*YOUR INSTRUCTIONS:*
Leave out the pictures and copy everything else below exactly.

****

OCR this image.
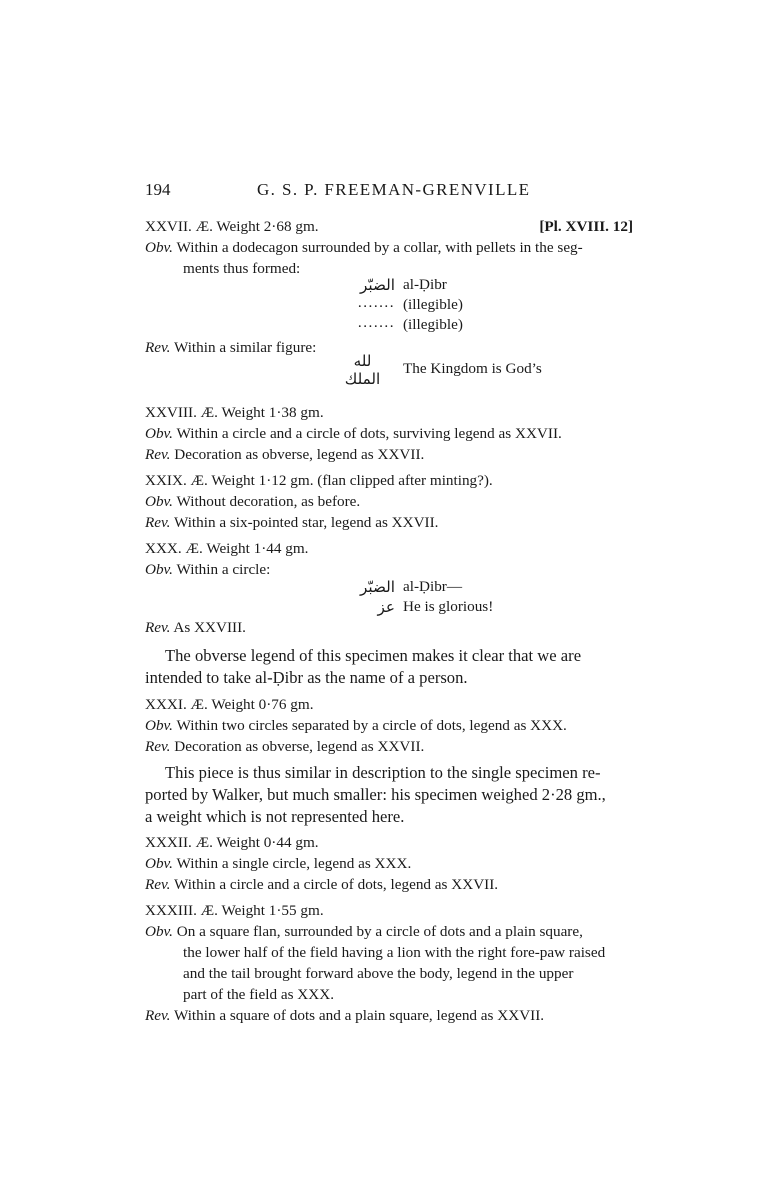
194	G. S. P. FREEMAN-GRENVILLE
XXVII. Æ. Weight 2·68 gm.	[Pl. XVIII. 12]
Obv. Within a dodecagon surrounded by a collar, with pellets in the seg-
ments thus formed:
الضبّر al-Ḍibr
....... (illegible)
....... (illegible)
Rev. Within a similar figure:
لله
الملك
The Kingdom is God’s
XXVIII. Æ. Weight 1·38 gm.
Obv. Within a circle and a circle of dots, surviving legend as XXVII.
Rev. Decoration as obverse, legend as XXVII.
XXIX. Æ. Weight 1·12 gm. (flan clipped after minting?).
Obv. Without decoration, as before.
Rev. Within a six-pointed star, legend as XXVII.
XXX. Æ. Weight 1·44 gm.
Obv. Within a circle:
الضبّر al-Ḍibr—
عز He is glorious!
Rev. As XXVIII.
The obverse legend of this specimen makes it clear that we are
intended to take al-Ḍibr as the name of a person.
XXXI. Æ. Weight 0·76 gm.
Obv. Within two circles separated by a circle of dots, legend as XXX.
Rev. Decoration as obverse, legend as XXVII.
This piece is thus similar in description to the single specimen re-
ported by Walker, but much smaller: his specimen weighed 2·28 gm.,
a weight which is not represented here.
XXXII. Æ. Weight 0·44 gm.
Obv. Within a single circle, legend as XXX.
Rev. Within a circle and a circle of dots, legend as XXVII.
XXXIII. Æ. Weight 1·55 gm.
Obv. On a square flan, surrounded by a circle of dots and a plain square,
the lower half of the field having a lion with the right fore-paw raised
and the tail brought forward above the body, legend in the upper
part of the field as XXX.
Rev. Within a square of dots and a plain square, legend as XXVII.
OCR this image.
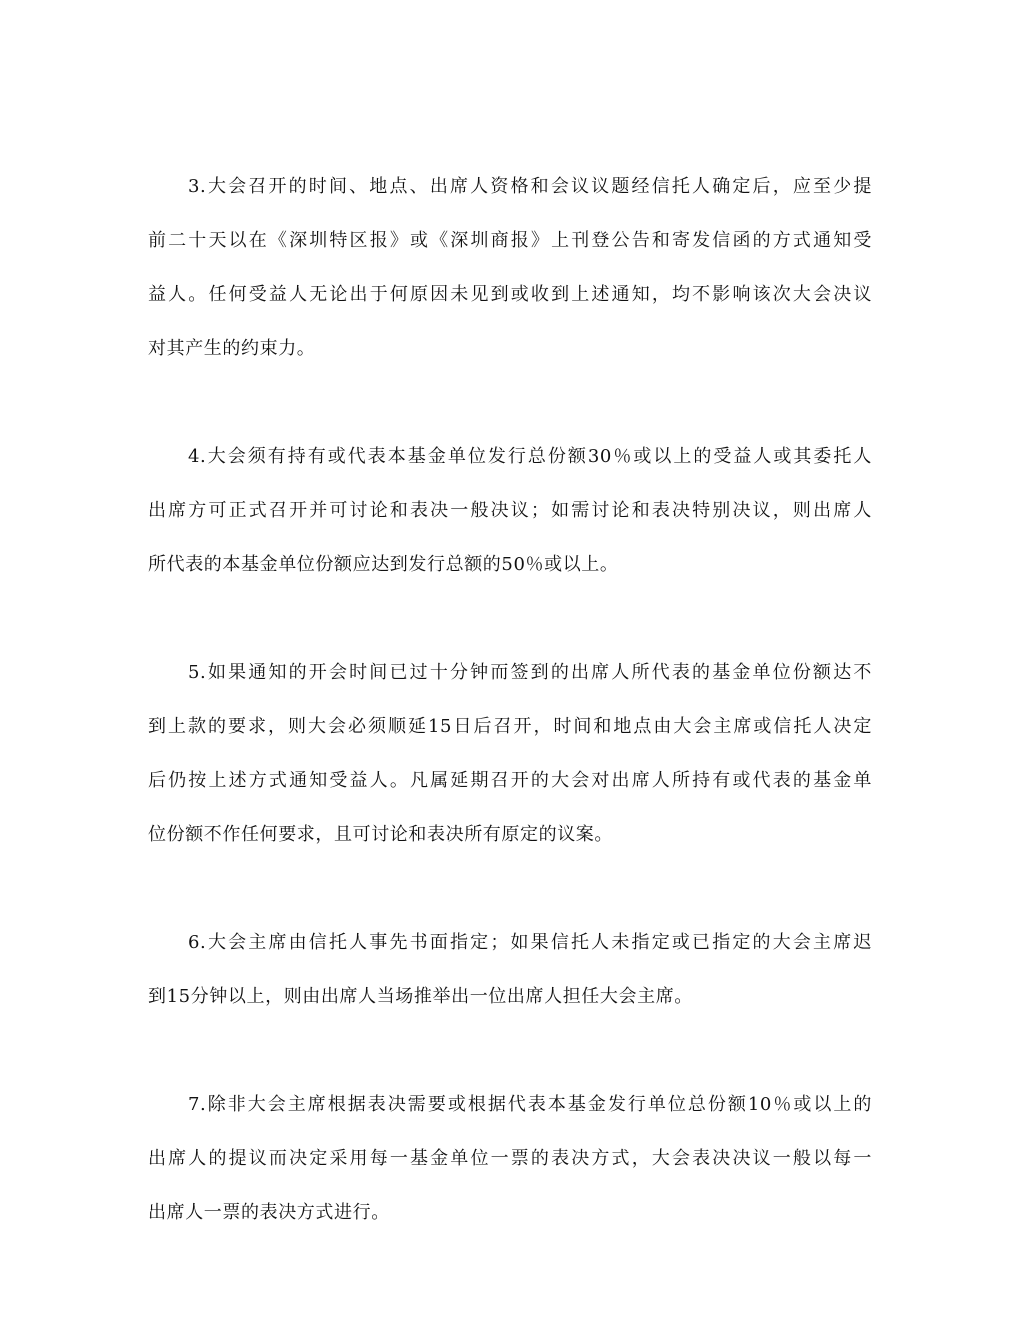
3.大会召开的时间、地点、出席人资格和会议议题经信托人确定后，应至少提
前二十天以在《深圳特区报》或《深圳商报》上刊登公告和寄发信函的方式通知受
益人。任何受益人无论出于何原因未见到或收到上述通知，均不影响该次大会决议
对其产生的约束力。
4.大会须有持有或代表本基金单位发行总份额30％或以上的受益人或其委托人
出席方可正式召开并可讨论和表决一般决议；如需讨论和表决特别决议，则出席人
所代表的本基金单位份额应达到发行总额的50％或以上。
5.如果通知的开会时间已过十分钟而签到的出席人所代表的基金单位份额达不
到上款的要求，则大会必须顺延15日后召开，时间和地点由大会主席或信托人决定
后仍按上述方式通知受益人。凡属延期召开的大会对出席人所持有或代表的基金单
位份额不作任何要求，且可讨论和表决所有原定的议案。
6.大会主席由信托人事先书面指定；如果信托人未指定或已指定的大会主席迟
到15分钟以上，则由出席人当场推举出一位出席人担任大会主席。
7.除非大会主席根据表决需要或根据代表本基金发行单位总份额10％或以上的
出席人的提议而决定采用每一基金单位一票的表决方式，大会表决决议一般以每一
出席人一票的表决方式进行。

****

*RIGHT ANSWER:*
OCR this image.
194	G. S. P. FREEMAN-GRENVILLE
XXVII. Æ. Weight 2·68 gm.	[Pl. XVIII. 12]
Obv. Within a dodecagon surrounded by a collar, with pellets in the seg-
ments thus formed:
الضبّر al-Ḍibr
....... (illegible)
....... (illegible)
Rev. Within a similar figure:
لله
الملك
The Kingdom is God’s
XXVIII. Æ. Weight 1·38 gm.
Obv. Within a circle and a circle of dots, surviving legend as XXVII.
Rev. Decoration as obverse, legend as XXVII.
XXIX. Æ. Weight 1·12 gm. (flan clipped after minting?).
Obv. Without decoration, as before.
Rev. Within a six-pointed star, legend as XXVII.
XXX. Æ. Weight 1·44 gm.
Obv. Within a circle:
الضبّر al-Ḍibr—
عز He is glorious!
Rev. As XXVIII.
The obverse legend of this specimen makes it clear that we are
intended to take al-Ḍibr as the name of a person.
XXXI. Æ. Weight 0·76 gm.
Obv. Within two circles separated by a circle of dots, legend as XXX.
Rev. Decoration as obverse, legend as XXVII.
This piece is thus similar in description to the single specimen re-
ported by Walker, but much smaller: his specimen weighed 2·28 gm.,
a weight which is not represented here.
XXXII. Æ. Weight 0·44 gm.
Obv. Within a single circle, legend as XXX.
Rev. Within a circle and a circle of dots, legend as XXVII.
XXXIII. Æ. Weight 1·55 gm.
Obv. On a square flan, surrounded by a circle of dots and a plain square,
the lower half of the field having a lion with the right fore-paw raised
and the tail brought forward above the body, legend in the upper
part of the field as XXX.
Rev. Within a square of dots and a plain square, legend as XXVII.
OCR this image.
3.大会召开的时间、地点、出席人资格和会议议题经信托人确定后，应至少提
前二十天以在《深圳特区报》或《深圳商报》上刊登公告和寄发信函的方式通知受
益人。任何受益人无论出于何原因未见到或收到上述通知，均不影响该次大会决议
对其产生的约束力。
4.大会须有持有或代表本基金单位发行总份额30％或以上的受益人或其委托人
出席方可正式召开并可讨论和表决一般决议；如需讨论和表决特别决议，则出席人
所代表的本基金单位份额应达到发行总额的50％或以上。
5.如果通知的开会时间已过十分钟而签到的出席人所代表的基金单位份额达不
到上款的要求，则大会必须顺延15日后召开，时间和地点由大会主席或信托人决定
后仍按上述方式通知受益人。凡属延期召开的大会对出席人所持有或代表的基金单
位份额不作任何要求，且可讨论和表决所有原定的议案。
6.大会主席由信托人事先书面指定；如果信托人未指定或已指定的大会主席迟
到15分钟以上，则由出席人当场推举出一位出席人担任大会主席。
7.除非大会主席根据表决需要或根据代表本基金发行单位总份额10％或以上的
出席人的提议而决定采用每一基金单位一票的表决方式，大会表决决议一般以每一
出席人一票的表决方式进行。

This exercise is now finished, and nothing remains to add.